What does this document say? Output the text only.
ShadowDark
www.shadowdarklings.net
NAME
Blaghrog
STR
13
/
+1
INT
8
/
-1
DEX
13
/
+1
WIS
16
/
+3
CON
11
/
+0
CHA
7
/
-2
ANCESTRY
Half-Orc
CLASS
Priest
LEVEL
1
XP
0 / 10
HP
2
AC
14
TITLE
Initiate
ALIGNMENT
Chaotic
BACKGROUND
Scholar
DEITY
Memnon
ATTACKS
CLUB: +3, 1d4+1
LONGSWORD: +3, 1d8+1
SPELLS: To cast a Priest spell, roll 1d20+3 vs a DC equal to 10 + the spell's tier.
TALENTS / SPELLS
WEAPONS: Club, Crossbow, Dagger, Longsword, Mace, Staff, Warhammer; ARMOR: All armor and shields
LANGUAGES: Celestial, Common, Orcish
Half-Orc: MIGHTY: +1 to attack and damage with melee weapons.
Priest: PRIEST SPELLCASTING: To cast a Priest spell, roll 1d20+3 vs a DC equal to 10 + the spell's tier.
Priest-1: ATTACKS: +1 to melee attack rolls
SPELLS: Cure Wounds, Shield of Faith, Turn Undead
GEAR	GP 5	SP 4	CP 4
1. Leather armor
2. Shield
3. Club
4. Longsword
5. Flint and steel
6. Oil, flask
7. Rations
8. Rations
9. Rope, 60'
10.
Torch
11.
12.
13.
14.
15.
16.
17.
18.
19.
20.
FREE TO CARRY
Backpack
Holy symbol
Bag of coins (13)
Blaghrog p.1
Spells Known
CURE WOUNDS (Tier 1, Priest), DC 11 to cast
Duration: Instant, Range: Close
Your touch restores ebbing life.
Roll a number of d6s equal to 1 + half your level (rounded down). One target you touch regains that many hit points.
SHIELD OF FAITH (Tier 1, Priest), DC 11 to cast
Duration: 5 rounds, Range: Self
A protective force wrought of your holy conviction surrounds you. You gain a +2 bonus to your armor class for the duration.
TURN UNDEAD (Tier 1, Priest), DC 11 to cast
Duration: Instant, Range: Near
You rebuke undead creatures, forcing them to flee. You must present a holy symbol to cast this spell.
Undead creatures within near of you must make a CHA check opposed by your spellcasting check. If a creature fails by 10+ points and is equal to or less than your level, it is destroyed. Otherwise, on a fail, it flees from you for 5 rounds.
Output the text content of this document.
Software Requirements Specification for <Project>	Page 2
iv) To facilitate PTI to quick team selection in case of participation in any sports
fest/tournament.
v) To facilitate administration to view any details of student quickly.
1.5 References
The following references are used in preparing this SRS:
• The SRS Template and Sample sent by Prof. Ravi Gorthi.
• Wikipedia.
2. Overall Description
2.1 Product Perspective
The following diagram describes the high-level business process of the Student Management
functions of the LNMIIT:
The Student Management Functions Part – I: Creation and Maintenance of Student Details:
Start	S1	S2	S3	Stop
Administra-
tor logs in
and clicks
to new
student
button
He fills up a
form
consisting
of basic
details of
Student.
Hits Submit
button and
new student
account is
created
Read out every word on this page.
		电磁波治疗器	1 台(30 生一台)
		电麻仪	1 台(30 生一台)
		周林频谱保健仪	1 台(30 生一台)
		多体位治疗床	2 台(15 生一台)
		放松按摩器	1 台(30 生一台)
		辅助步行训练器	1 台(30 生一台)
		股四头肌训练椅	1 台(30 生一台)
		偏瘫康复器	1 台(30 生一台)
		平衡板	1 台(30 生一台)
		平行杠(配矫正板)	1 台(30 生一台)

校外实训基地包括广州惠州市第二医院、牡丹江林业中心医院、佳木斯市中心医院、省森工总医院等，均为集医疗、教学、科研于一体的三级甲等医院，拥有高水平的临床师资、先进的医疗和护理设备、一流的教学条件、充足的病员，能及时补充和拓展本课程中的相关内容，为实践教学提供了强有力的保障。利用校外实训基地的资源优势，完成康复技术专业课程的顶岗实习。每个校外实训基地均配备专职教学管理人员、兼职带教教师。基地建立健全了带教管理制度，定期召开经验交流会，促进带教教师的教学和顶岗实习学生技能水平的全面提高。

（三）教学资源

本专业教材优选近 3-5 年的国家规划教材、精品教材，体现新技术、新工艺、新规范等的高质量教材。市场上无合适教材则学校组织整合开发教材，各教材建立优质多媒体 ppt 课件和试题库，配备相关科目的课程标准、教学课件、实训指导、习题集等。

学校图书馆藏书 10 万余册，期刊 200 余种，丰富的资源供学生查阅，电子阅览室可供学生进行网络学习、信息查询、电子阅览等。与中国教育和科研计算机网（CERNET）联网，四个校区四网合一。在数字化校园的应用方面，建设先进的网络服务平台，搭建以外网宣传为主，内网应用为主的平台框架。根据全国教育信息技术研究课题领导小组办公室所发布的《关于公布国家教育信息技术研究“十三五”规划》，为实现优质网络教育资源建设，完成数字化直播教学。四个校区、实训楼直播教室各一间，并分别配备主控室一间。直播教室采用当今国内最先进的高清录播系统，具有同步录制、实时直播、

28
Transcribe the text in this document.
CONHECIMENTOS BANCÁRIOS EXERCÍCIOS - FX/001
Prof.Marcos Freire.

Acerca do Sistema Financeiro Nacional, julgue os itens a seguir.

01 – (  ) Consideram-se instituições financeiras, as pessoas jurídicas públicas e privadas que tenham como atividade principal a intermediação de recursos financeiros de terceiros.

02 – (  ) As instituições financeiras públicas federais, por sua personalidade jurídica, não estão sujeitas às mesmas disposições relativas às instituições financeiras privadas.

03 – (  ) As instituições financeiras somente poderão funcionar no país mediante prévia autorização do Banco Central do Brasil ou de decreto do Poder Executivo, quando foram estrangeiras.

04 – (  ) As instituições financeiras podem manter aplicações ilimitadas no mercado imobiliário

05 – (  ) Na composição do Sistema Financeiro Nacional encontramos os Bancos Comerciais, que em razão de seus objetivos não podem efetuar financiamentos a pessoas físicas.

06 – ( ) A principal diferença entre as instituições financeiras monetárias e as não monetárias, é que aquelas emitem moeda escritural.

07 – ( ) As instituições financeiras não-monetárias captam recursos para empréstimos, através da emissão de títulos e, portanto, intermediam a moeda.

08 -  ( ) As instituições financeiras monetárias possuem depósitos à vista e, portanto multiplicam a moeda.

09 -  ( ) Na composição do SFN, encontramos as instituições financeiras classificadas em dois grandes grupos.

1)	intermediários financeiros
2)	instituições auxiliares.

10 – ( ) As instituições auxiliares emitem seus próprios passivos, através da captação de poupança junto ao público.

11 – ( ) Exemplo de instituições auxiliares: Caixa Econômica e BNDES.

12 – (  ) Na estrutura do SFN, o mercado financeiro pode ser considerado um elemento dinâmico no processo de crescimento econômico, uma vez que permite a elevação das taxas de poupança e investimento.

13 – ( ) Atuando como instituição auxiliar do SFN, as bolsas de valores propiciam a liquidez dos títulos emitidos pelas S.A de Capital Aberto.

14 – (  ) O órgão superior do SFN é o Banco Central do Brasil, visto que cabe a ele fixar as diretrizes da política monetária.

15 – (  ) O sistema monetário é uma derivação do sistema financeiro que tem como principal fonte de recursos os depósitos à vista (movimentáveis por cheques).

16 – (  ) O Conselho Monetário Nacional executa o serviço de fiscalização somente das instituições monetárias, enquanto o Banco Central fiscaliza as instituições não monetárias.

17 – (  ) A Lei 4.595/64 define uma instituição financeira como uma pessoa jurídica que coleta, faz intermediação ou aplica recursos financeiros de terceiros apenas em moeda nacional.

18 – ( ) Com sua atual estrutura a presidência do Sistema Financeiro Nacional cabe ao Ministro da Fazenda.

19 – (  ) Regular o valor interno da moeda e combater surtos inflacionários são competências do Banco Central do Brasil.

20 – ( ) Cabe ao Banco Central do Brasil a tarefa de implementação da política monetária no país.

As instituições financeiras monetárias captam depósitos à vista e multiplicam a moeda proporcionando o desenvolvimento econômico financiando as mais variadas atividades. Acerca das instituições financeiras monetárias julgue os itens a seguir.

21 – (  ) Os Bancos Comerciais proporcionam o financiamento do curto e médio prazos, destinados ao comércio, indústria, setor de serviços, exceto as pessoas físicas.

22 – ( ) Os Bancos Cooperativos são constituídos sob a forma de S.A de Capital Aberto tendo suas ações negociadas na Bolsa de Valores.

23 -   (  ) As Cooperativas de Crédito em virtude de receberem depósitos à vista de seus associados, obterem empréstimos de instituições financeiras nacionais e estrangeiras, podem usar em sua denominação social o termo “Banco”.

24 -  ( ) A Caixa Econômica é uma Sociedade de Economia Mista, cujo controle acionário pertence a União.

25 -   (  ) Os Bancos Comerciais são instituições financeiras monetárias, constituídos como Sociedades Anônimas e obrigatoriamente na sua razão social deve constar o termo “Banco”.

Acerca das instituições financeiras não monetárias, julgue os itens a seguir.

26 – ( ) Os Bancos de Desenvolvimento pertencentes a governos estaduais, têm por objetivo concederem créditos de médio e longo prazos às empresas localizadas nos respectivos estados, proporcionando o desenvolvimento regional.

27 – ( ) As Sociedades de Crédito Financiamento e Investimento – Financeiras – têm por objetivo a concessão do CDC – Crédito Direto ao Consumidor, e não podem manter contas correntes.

WHAT YOU NEED TO DO: For the material, find the number of lines holding the word "somente" and give that figure and nothing more.

TASK OUTPUT: 2